La dualité fonctionnelle. Ces formations spécialisées exercent deux principales fonctions : la continuité des missions de police et la protection des installations. Ainsi, la gendarmerie maritime est-elle chargée de l’exercice des attributions dévolues à la gendarmerie départementale à l’intérieur des établissements maritimes relevant du ministère de la Défense (ports, arsenaux, bases aéronavales…) et de leur protection conformément aux directives données par les commandants de région maritime, de base, et les directeurs d’établissement (notamment s’agissant des points sensibles maritimes et des installations des forces océaniques stratégiques), en outre de la participation, grâce à ses patrouilleurs, à la surveillance côtière (police de la navigation, assistance et secours en mer…). Il en est de même concernant la gendarmerie de l’air, à l’intérieur et aux abords des bases et établissements de l’armée de l’air, qui, de surcroît, est responsable de la constatation des accidents aériens militaires et participe aux enquêtes (civiles et judiciaires) mettant en cause des moyens aériens militaires. La gendarmerie des transports aériens est chargée, pour sa part, à l’intérieur des aérodromes civils — en liaison avec les autorités de l’aviation civile, des douanes et de la police nationale (police aux frontières) contribuant à la sûreté aérienne —, de la surveillance et de la protection des installations techniques, du filtrage des accès et de la surveillance des bagages, du traitement des alertes à la bombe, de la police de la circulation routière, de la protection rapprochée des avions des hautes personnalités et de leurs escortes, de la constatation des infractions au code et règlements de l’aviation civile et aux arrêtés préfectoraux, ainsi que des enquêtes judiciaires lors des accidents d’avions. La mission principale de la gendarmerie de l’armement réside dans la surveillance et la protection des 45 établissements relevant de la DGA. Ses personnels procèdent ainsi au filtrage des visiteurs, aux enquêtes nécessaires à l’habilitation du personnel et à l’escorte des documents et matériels confidentiels.

(TRAVAIL À FAIRE):
1 – Résumez en deux phrases le texte sur les gendarmeries spécialisées.
2 – Prolongez le texte sur les gendarmeries spécialisées en reprenant après sa dernière phrase.

Entrées de disposition spatiale:

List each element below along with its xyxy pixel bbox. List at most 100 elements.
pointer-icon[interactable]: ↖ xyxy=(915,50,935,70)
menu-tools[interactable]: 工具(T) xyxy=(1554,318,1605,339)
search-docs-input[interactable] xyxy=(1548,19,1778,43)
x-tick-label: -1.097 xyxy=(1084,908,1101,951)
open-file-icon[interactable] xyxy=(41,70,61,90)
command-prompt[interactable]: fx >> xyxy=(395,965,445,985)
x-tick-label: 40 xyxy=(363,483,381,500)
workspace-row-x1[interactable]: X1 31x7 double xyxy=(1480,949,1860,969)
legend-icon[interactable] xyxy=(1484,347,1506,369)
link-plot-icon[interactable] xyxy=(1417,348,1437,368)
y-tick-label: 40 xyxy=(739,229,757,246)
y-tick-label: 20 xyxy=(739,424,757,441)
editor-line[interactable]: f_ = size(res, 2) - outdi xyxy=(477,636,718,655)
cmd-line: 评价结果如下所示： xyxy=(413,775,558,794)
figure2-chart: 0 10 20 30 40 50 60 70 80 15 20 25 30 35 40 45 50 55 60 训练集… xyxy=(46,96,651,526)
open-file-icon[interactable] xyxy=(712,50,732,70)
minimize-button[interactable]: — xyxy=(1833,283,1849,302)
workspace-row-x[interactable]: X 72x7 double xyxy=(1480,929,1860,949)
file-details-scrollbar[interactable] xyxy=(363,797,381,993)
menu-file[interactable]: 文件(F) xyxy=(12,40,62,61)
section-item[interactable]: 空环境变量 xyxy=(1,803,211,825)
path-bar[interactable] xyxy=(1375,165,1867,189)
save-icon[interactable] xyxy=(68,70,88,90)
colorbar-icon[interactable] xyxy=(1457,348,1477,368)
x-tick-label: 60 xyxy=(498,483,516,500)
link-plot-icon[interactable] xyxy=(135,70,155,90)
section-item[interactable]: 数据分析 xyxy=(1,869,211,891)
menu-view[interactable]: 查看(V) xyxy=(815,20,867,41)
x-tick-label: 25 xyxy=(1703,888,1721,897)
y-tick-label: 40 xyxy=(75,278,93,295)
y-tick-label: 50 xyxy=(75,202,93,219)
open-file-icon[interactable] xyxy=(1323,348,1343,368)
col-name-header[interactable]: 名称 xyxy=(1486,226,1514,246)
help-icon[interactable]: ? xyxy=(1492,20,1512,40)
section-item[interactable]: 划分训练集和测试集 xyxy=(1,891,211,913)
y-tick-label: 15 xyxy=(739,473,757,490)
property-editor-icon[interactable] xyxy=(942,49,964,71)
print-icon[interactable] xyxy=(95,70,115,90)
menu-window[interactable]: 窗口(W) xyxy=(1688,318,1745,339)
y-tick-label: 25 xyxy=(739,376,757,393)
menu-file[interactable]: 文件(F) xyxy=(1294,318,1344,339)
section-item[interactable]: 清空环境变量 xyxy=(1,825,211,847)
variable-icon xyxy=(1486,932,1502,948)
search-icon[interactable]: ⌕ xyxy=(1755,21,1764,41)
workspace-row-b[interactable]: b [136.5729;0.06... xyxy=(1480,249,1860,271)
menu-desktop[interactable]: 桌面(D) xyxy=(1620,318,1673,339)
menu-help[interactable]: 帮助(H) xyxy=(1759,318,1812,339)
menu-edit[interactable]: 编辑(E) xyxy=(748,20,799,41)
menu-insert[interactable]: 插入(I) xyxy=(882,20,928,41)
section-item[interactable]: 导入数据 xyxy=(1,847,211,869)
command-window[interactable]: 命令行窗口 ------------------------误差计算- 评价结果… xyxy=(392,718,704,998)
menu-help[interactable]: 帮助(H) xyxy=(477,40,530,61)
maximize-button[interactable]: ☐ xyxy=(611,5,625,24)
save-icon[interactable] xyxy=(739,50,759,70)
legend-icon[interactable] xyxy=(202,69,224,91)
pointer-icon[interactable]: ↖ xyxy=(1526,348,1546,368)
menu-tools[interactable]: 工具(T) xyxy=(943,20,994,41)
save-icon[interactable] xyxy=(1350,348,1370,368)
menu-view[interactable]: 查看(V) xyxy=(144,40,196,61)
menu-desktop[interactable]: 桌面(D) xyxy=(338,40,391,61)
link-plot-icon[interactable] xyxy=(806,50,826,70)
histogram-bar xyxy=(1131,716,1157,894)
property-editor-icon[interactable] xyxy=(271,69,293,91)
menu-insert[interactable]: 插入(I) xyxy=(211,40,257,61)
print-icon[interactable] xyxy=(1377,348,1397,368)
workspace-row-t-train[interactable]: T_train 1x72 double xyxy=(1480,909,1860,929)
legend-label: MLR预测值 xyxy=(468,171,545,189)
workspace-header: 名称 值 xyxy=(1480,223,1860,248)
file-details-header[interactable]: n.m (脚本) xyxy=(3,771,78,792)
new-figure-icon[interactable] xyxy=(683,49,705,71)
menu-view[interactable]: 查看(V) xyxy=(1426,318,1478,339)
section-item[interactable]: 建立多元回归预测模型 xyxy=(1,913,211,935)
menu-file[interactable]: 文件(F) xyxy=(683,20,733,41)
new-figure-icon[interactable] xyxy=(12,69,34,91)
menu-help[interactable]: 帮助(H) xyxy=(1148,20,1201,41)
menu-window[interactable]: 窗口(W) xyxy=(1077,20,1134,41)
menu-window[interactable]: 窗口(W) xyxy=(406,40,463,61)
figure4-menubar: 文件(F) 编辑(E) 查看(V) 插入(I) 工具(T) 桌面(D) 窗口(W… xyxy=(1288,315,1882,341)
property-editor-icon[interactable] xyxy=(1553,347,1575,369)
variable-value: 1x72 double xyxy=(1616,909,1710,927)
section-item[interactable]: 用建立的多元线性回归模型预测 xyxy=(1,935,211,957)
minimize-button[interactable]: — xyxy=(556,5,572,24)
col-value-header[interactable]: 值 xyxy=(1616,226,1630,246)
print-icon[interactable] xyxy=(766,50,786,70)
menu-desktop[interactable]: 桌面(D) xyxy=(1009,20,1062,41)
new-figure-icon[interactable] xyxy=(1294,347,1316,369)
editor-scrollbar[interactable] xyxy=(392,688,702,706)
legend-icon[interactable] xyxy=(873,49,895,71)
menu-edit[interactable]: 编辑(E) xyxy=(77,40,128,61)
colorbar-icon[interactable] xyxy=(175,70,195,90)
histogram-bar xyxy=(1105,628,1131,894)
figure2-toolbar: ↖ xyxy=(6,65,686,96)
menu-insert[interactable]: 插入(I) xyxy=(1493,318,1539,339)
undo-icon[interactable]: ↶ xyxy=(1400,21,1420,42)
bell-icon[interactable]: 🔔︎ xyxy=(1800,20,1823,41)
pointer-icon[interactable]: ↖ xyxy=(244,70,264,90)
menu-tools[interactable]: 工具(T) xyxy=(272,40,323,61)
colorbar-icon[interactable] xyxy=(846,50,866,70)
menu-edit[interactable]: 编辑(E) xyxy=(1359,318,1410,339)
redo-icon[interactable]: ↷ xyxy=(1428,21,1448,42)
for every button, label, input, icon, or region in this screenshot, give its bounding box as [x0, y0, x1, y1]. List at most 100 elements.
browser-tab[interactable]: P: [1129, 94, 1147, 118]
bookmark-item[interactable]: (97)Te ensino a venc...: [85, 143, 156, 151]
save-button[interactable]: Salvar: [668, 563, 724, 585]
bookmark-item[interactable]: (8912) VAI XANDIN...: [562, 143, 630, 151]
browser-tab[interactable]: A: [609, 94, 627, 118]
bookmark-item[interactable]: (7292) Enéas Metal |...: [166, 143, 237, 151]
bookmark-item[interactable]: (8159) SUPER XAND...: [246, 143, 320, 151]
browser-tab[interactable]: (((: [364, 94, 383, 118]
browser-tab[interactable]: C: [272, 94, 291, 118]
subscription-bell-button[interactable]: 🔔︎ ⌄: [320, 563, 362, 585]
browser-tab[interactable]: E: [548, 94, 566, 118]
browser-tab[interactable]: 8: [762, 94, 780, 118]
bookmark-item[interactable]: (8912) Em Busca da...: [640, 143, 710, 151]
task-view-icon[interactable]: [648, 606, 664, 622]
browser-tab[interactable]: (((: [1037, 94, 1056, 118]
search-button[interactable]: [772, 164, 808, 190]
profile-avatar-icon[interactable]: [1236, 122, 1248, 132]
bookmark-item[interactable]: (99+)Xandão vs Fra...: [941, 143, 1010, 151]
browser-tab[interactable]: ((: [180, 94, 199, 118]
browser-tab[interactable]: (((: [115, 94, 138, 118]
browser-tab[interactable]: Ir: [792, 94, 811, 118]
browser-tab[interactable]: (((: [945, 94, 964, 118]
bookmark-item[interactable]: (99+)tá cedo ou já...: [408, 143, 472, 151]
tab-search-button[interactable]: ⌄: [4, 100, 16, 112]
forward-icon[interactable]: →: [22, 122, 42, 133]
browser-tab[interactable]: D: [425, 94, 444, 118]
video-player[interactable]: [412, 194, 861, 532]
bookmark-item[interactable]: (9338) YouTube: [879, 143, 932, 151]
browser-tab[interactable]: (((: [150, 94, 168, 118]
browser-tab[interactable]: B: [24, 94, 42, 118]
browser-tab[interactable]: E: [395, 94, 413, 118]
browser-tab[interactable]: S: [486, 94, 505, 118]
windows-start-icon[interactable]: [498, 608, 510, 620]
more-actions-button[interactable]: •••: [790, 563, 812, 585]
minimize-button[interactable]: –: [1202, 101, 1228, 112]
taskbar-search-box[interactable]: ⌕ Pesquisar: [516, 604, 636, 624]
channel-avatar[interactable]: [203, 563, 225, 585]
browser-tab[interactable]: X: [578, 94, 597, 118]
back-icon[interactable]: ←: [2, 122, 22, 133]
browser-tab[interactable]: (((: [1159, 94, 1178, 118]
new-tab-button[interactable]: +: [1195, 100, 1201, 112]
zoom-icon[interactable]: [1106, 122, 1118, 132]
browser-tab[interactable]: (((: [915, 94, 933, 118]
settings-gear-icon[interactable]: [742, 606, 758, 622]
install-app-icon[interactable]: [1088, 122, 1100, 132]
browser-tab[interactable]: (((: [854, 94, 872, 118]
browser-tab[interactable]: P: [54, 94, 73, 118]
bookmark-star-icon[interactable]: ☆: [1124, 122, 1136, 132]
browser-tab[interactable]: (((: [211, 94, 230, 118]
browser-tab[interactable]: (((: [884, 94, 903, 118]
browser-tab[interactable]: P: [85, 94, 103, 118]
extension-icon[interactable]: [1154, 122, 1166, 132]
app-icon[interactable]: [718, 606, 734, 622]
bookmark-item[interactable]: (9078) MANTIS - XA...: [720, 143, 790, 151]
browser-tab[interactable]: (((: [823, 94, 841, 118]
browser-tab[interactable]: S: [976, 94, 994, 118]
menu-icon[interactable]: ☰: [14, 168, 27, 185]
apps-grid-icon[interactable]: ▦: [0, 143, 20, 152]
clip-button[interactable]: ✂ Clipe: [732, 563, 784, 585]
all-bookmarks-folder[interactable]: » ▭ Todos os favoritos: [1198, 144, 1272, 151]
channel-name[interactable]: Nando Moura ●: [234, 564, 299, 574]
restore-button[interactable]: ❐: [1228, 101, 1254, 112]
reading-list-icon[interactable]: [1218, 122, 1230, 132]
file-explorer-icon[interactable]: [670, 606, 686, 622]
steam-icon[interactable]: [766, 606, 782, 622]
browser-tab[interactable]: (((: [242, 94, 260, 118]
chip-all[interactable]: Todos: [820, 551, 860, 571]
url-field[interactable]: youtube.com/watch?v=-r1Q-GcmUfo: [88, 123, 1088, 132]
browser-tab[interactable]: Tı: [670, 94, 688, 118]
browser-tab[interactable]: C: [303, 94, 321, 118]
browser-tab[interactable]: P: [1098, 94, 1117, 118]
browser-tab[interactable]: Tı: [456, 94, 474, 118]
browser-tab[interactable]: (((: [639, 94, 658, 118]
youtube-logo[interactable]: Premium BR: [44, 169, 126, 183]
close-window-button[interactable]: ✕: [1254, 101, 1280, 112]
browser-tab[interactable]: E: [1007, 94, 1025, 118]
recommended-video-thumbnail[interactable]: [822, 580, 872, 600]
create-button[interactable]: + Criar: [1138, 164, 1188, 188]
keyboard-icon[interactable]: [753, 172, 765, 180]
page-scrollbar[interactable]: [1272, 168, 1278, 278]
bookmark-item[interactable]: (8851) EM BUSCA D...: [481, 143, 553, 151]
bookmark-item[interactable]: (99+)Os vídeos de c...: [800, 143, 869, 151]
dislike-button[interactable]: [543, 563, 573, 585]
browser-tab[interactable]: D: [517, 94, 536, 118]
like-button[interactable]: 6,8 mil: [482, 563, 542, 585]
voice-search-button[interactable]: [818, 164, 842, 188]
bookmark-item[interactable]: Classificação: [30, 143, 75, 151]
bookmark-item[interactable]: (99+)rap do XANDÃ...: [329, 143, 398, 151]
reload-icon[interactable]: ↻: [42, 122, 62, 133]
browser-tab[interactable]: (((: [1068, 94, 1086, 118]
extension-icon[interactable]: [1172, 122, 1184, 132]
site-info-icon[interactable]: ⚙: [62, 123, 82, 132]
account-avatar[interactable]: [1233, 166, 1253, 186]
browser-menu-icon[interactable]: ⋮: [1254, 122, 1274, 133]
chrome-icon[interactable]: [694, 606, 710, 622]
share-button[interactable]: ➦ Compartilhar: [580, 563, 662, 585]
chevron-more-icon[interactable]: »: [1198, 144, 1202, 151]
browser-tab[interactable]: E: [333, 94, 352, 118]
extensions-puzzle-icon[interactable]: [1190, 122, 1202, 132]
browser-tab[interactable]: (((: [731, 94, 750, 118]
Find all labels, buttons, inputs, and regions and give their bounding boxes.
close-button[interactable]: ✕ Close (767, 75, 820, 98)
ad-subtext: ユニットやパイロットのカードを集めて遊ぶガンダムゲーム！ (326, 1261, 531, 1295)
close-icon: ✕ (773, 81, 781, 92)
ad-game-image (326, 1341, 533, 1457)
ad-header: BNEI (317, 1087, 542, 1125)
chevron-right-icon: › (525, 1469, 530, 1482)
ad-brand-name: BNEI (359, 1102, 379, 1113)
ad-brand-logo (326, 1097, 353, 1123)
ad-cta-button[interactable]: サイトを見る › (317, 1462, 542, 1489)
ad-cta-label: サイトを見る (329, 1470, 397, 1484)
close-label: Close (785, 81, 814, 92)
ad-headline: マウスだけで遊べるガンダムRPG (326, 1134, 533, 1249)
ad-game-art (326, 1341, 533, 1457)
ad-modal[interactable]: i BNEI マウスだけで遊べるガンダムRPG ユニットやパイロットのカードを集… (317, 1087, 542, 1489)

(TÂCHES CORRIGÉES):
1 – Ces formations spécialisées exercent deux fonctions principales : la continuité des missions de police et la protection des installations. La gendarmerie maritime, la gendarmerie de l'air, la gendarmerie des transports aériens et la gendarmerie de l'armement les assurent respectivement dans les établissements maritimes du ministère de la Défense, sur les bases de l'armée de l'air, dans les aérodromes civils et dans les 45 établissements relevant de la DGA.

2 –
L’uniformité d’organisation. Sous réserve de la gendarmerie de l’armement dont les effectifs sont plus réduits (350 officiers, sous-officiers et gendarmes auxiliaires), les trois autres gendarmerie(s) spécialisées disposent chacune d’environ 1 100 personnels (3). Leur organisation territoriale est inspirée de celle d’une légion de gendarmerie départementale, tout en étant adaptée aux structures de l’armée ou du service pour lequel elles interviennent ; pour la gendarmerie maritime : un commandement (Paris), 3 groupements correspondant chacun à une façade maritime (Manche et mer du Nord, Atlantique, Méditerranée), 9 compagnies, 69 postes et brigades, 9 patrouilleurs (dont 4 outre-mer), 18 vedettes (dont 2 outre-mer) et un centre d’instruction (Toulon) ; pour la gendarmerie de l’air : un commandement (Paris), 4 groupements (Metz, Villacoublay, Bordeaux, Aix-en-Provence) et 57 brigades ; pour la gendarmerie des transports aériens : un commandement (Issy-les-Moulineaux, auquel est directement rattachée une brigade du fichier implantée à Orly), 4 groupements (Paris-Orly, Athis-Mons, Aix-en-Provence, Bordeaux), 7 compagnies (placées auprès des directions d’aviation civile), 45 brigades (dont 6 outre-mer) et 4 unités de protection (Orly, Roissy, Nice, Marseille). Pour sa part, la gendarmerie de l’armement dispose d’une organisation qui s’apparente à celle d’un groupement de gendarmerie départementale : un commandement (Arcueil), 2 compagnies (Paris, Saint-Médard-en-Jalles) et 19 brigades.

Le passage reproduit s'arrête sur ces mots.